Decide whether each statement below agrees with the abstract on root rot in Astragalus membranaceus var. mongholicus. Answer yes or no for each and quote the deciding words of the abstract. (a) The study used an untargeted metabolomic approach based on ¹H nuclear magnetic resonance to examine resistance to Fusarium oxysporum. (b) Sucrose content was higher in Longqi No. 1 than in Longqi No. 4. (c) After exposure to 8.0 g/L sucrose, most of the 177 identified DMs in the FO strains showed lower abundance.

• **Excerpted text**
========
Analysis of key differential metabolites in Astragalus membranaceus var. mongholicus against Fusarium oxysporum and assessment of sucrose as putative resistance-related metabolite

Abstract

Root rot of Astragalus membranaceus var. mongholicus (AMM) is a destructive disease that severely impacts both the production and clinical use of AMM. Cultivating resistant varieties can effectively manage root rot, but the resistance mechanisms and evaluation indicators for AMM against root rot fungi remain unclear. This study aims to investigate the resistance mechanisms of AMM against Fusarium oxysporum (FO), one of the primary pathogens responsible for root rot, using a ¹H nuclear magnetic resonance (NMR)-based untargeted metabolomic approach, and to identify resistance-related (RR) metabolites for guiding future breeding efforts. The results showed that the metabolite profile of AMM was significantly altered by FO infection, with disturbances intensifying over time as the disease progressed. A total of 12 annotated metabolites were identified as differential metabolites (DMs) across three time points. These metabolites exhibited different patterns of abundance changes, with specific changes in sucrose levels suggesting insights into the resistance mechanism. Notably, the sucrose content in a resistant variety-Longqi No. 4 was significantly higher than in a susceptible variety-Longqi No. 1, both before and after inoculation, indicating that sucrose could be a constitutive RR metabolite in AMM. The results obtained from high performance liquid chromatography - quadrupole time-of-flight - mass spectrometry (HPLC-Q/TOF-MS)-based untargeted metabolomic analysis showed that exposure to 8.0 g/L sucrose significantly altered the metabolism of FO strains, and 141 of 177 identified DMs exhibited significantly upregulated abundance. Global natural product social molecular networking (GNPS) analysis suggested that FO strains might produce a wider variety of secondary metabolites under sucrose stress, with certain phospholipid compounds showing significantly higher abundance. These findings enhance our understanding of AMM's resistance mechanisms against FO infection and provide evidence for sucrose as a key RR metabolite in AMM resistance breeding.
========
• **Records supplied**
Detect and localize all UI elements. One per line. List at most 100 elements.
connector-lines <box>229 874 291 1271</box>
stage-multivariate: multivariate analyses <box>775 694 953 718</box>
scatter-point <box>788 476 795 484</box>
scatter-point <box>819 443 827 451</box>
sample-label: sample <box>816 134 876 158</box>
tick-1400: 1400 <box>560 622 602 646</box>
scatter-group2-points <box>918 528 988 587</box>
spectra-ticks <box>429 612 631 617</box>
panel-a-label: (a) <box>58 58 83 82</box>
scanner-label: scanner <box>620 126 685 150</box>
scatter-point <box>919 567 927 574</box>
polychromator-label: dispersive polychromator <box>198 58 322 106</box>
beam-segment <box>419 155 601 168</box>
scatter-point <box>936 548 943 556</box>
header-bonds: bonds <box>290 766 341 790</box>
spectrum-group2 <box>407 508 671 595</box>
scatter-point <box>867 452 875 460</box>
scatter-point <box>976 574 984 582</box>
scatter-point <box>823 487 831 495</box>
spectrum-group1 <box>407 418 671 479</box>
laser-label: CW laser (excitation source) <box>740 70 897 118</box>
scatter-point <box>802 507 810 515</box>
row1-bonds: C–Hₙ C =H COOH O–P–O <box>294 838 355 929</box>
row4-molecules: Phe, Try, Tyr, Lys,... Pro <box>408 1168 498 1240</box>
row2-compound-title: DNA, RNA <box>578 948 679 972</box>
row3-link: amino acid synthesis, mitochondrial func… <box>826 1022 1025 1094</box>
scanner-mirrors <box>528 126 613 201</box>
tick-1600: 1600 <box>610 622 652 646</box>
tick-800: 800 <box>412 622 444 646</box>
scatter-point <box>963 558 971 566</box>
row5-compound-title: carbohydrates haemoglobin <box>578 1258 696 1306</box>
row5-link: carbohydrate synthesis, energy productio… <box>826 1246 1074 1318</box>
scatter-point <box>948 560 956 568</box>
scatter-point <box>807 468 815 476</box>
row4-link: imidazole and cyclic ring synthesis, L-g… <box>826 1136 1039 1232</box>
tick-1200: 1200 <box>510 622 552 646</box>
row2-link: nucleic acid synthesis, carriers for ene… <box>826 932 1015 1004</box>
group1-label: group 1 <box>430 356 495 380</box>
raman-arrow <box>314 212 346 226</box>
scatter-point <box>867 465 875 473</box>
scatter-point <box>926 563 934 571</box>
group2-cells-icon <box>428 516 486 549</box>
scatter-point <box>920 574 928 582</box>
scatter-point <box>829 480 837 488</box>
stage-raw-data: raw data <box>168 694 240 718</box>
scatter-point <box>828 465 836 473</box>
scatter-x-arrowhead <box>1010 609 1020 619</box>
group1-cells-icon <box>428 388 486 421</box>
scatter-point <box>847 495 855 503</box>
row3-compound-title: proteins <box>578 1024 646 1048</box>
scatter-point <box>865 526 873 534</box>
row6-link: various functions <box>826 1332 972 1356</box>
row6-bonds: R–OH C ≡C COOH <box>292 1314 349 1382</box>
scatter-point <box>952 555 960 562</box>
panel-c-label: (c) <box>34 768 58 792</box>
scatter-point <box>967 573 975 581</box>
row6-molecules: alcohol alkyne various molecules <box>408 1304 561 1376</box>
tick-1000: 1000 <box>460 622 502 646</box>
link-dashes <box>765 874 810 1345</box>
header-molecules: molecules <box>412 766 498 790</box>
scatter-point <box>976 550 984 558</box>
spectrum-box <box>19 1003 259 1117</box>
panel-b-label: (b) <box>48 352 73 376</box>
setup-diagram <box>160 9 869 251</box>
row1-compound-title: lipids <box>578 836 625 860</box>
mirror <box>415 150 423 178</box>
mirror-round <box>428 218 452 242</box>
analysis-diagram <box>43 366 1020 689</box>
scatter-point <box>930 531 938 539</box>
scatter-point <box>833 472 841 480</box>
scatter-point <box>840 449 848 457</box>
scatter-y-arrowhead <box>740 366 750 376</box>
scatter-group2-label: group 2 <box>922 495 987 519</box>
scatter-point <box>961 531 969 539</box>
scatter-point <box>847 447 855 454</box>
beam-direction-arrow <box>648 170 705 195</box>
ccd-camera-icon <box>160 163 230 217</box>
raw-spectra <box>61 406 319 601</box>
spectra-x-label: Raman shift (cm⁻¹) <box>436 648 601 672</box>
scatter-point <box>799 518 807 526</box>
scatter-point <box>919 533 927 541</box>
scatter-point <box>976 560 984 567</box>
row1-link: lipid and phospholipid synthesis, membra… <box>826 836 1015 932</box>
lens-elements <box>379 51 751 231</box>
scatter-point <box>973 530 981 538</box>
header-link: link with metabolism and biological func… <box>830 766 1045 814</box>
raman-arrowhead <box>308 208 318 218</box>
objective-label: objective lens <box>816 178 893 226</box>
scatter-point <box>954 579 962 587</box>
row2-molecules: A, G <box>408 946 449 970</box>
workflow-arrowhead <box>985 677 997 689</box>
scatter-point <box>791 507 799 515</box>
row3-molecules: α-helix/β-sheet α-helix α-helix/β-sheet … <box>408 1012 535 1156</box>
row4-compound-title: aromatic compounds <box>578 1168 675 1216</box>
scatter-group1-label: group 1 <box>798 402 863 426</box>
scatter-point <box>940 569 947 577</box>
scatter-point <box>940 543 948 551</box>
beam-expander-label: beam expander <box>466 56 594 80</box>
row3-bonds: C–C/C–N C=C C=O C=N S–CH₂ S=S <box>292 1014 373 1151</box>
========
• **Written response**
(a) Yes: "using a ¹H nuclear magnetic resonance (NMR)-based untargeted metabolomic approach"
(b) No: "the sucrose content in a resistant variety-Longqi No. 4 was significantly higher than in a susceptible variety-Longqi No. 1"
(c) No: "141 of 177 identified DMs exhibited significantly upregulated abundance"